- _APPLY WHAT YOU READ_
1 – Quote the post on exceptions word for word, everything from "I mentioned the" down to "URL are not.".
2 – Summarize the post on exceptions in two sentences.

- _DOCUMENT PASSAGE_
━━━━━━━━
The Right Approach to Exceptions

Andrei Alexandrescu SeeWebsiteForEmail at erdani.org
Sun Feb 19 08:10:36 PST 2012


On 2/19/12 3:15 AM, H. S. Teoh wrote:
> I don't understand.  So instead of providing enough information to the
> caller about the nature of the problem, you're essentially handing them
> an anonymous note saying "A generic problem occurred, which _may_ go
> away if you retry. I have no further information for you. Do you want to
> retry?"?
>
> But without further information, how *can* you even make that decision?
> Without any way of determining what caused the error or even what it is,
> how could you know whether it makes sense to retry it?
>
> Or is that transient flag intended to mean that it *should* be retried
> since it "might" succeed the next time round? How should the caller
> decide whether or not to go ahead with the retry? Flip a coin? Always
> retry?  Always fail? I can't imagine any sane application where code
> would say "if this operation fails with a transient error, always fail"
> where any arbitrary set of exceptions might potentially be transient?
> What's a "transient error" anyway, from the application's POV anyway?
> What's a "transient error" from a database app's POV? A 3D shooter? A
> text editor? Is it even possible to have a consistent definition of
> "transient" that is meaningful across all applications?

I mentioned the definition a couple of times. Transient means retrying 
the operation with the same state may succeed. It is a property of the 
exception regardless of context. Of course, caller code may ignore it or 
use additional information.

Even network errors may be of both kinds. A network timeout error is 
transient. A DNS lookup error or malformed URL are not.
━━━━━━━━
- _SUPPLIED MATERIAL_
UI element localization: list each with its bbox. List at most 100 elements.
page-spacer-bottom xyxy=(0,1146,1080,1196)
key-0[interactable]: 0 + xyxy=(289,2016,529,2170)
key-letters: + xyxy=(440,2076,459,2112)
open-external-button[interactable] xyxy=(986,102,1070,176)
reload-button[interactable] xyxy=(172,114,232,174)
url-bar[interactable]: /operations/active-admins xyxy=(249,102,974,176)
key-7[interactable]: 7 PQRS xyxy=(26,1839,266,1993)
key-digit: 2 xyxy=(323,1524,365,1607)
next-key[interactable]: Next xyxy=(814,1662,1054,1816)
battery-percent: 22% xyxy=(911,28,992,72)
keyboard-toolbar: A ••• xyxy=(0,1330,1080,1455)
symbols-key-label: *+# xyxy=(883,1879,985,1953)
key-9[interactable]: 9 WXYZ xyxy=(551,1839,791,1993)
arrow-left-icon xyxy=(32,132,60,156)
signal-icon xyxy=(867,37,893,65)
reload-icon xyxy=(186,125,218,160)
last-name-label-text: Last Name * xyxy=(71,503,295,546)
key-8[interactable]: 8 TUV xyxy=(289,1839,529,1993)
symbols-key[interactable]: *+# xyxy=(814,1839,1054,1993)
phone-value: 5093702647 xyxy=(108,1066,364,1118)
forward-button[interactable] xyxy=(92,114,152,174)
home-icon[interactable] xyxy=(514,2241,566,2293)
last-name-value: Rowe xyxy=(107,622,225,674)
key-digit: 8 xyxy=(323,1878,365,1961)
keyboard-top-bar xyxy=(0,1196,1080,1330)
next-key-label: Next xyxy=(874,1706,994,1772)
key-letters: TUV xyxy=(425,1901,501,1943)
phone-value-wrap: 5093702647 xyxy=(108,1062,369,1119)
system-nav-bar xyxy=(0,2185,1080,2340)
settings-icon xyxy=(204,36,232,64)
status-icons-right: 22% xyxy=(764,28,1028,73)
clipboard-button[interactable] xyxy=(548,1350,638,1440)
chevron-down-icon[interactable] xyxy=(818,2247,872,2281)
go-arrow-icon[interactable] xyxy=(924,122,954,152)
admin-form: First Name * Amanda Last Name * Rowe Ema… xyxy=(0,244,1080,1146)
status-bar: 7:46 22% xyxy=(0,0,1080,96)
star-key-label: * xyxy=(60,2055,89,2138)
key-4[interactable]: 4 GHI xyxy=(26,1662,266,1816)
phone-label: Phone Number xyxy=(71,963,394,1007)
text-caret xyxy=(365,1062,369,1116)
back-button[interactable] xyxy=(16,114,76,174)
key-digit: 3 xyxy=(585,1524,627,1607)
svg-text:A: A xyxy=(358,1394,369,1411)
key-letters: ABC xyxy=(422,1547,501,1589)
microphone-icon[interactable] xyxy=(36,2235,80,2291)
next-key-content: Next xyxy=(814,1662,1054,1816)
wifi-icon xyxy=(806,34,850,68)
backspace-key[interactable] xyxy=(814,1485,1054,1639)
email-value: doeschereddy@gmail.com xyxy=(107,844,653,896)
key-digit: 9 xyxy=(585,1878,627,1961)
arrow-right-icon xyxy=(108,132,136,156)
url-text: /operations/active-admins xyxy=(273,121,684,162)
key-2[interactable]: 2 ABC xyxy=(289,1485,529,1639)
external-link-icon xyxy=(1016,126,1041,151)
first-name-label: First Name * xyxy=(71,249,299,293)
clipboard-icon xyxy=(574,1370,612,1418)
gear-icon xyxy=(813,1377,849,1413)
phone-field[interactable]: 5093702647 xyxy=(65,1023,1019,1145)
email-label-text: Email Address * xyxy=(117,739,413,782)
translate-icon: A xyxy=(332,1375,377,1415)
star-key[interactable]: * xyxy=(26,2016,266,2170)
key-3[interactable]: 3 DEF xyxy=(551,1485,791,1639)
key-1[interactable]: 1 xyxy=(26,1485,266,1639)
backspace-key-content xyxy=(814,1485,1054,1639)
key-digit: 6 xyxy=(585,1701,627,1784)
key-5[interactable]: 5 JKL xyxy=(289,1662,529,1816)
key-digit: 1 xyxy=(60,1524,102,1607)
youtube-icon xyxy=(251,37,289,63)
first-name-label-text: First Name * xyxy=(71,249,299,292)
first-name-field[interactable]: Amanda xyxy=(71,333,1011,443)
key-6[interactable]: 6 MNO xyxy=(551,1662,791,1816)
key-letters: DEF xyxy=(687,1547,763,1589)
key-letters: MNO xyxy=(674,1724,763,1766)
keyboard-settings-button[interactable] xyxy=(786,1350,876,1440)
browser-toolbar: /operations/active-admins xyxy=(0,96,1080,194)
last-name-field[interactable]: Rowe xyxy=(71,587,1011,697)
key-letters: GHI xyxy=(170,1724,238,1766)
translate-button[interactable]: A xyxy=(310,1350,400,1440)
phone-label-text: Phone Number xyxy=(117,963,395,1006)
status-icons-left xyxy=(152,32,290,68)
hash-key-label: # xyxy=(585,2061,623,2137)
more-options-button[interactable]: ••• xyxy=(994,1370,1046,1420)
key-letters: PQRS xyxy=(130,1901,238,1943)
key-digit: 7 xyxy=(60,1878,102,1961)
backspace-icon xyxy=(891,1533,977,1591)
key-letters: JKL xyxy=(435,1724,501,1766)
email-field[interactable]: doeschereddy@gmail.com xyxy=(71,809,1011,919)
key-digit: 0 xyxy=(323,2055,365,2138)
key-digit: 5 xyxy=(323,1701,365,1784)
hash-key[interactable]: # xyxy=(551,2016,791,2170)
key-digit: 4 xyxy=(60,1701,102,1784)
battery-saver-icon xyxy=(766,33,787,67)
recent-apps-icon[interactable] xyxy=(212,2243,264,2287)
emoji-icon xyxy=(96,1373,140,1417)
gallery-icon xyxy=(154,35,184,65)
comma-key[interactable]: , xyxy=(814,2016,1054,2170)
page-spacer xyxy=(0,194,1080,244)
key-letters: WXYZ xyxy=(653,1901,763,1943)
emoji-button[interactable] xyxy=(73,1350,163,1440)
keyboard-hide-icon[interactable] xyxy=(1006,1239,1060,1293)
━━━━━━━━
- _RESULTS IN ORDER_
1 –
I mentioned the definition a couple of times. Transient means retrying 
the operation with the same state may succeed. It is a property of the 
exception regardless of context. Of course, caller code may ignore it or 
use additional information.

Even network errors may be of both kinds. A network timeout error is 
transient. A DNS lookup error or malformed URL are not.

2 – H. S. Teoh asks how a caller could decide whether to retry a failed operation when the only information given is a flag saying the error is transient. Andrei Alexandrescu answers that transient means retrying the operation with the same state may succeed, a property of the exception regardless of context, and that even network errors can be of either kind: a timeout is transient, while a DNS lookup error or a malformed URL is not.